#### [Work to do]
Using the data beneath, show every line that includes the word "title".

—————

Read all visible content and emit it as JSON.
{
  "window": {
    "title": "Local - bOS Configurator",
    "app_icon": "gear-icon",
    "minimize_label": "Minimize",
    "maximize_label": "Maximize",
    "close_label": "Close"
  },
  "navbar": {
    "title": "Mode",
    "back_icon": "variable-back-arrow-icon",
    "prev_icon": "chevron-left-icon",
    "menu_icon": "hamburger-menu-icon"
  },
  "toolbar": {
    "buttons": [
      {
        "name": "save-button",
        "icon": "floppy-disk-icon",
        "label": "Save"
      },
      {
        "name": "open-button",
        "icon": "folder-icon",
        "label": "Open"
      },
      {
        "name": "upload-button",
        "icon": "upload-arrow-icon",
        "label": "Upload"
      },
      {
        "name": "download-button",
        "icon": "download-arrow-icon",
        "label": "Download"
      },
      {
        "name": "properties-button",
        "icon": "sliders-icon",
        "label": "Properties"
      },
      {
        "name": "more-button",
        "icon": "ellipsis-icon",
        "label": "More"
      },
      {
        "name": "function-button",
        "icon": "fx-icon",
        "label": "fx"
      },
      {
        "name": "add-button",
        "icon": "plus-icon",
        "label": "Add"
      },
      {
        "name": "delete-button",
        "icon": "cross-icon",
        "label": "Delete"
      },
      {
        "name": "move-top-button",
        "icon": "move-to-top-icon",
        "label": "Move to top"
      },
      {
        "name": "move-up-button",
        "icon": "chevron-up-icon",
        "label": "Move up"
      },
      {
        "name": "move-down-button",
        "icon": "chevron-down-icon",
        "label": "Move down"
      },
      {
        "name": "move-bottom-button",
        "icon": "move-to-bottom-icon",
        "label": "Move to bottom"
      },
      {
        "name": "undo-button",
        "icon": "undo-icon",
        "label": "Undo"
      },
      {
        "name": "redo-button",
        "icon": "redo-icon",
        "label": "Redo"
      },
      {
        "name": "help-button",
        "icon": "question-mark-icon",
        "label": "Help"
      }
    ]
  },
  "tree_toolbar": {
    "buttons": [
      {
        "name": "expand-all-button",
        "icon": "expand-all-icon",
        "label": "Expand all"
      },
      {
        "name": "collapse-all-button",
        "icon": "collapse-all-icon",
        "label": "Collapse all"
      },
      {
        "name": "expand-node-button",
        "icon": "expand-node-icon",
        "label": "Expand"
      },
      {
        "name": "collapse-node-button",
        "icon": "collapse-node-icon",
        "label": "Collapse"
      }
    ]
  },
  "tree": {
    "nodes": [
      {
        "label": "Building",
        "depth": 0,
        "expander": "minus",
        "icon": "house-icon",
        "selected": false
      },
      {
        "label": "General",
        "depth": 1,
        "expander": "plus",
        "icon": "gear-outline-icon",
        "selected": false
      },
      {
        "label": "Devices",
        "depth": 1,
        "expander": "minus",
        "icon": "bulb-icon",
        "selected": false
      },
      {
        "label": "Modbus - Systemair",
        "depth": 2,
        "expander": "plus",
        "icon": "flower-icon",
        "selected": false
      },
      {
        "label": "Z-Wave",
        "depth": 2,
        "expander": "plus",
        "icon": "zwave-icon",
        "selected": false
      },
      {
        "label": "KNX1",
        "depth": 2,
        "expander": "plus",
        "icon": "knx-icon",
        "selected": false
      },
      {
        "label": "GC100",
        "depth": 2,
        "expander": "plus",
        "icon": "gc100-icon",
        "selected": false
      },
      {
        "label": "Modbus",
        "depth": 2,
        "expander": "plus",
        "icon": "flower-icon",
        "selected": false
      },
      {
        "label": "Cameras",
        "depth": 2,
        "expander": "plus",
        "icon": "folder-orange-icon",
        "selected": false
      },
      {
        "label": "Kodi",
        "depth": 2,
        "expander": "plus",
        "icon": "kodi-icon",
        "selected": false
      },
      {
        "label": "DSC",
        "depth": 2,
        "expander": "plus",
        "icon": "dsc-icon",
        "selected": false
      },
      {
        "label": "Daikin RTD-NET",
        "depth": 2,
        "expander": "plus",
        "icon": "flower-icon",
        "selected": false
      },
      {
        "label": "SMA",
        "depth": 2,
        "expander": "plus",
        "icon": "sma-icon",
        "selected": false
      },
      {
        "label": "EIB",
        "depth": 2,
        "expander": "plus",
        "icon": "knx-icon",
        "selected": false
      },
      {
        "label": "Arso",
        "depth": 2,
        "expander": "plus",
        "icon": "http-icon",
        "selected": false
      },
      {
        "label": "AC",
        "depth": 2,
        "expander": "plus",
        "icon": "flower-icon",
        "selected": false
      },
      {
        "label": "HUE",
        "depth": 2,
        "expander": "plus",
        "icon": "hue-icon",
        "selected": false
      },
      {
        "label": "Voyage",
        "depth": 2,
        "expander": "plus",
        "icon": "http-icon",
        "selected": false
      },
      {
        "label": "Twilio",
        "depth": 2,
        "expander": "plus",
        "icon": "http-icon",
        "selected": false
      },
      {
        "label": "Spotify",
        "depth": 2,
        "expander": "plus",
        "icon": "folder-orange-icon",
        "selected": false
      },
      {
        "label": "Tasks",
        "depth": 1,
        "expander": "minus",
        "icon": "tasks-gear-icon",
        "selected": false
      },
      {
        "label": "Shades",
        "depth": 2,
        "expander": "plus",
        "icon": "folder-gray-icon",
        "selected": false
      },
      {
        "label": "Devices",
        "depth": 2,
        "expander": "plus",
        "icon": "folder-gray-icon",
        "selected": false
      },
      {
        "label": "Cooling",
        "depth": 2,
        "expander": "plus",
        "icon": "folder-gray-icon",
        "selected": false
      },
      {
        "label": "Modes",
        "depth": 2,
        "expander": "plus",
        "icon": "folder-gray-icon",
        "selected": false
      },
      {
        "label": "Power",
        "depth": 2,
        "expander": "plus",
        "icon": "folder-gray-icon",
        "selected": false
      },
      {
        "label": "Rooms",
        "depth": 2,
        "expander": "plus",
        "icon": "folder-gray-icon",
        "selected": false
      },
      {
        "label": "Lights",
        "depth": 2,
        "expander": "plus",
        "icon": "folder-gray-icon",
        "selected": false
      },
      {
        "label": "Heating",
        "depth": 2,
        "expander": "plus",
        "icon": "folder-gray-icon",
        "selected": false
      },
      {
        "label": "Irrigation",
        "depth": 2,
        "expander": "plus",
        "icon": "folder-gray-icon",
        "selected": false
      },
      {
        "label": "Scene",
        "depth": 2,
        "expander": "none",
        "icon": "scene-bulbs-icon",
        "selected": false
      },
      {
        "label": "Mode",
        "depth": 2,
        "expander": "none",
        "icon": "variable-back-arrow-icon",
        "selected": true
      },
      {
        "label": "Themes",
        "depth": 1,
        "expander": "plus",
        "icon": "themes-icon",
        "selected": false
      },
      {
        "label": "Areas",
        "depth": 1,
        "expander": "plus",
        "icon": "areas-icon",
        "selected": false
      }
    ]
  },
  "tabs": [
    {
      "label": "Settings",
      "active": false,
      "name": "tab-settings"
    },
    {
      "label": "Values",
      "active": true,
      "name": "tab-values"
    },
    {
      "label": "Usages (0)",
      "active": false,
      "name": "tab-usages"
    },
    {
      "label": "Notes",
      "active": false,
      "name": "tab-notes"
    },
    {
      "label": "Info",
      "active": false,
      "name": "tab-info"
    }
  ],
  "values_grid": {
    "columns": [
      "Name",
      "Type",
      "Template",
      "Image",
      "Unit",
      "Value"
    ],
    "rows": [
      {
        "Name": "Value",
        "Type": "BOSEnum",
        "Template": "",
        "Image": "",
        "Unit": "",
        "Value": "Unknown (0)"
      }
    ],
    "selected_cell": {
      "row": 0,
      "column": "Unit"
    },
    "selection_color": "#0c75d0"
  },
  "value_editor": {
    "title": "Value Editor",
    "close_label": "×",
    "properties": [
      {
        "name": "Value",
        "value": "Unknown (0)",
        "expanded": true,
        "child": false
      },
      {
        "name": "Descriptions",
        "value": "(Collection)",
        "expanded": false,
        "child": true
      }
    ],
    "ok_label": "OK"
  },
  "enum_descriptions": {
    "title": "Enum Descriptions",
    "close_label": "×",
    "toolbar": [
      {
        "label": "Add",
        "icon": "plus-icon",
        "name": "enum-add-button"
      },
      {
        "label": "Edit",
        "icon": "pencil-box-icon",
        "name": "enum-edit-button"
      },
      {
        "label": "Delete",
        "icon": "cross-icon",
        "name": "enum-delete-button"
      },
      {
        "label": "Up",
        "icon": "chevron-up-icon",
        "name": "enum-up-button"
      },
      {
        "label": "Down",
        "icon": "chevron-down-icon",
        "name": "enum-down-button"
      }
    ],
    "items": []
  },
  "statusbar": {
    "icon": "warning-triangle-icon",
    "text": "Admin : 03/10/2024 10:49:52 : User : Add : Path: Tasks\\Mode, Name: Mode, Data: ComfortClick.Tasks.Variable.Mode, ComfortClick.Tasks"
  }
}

—————

#### [Answer to the problem]
    "title": "Local - bOS Configurator",
    "title": "Mode",
    "title": "Value Editor",
    "title": "Enum Descriptions",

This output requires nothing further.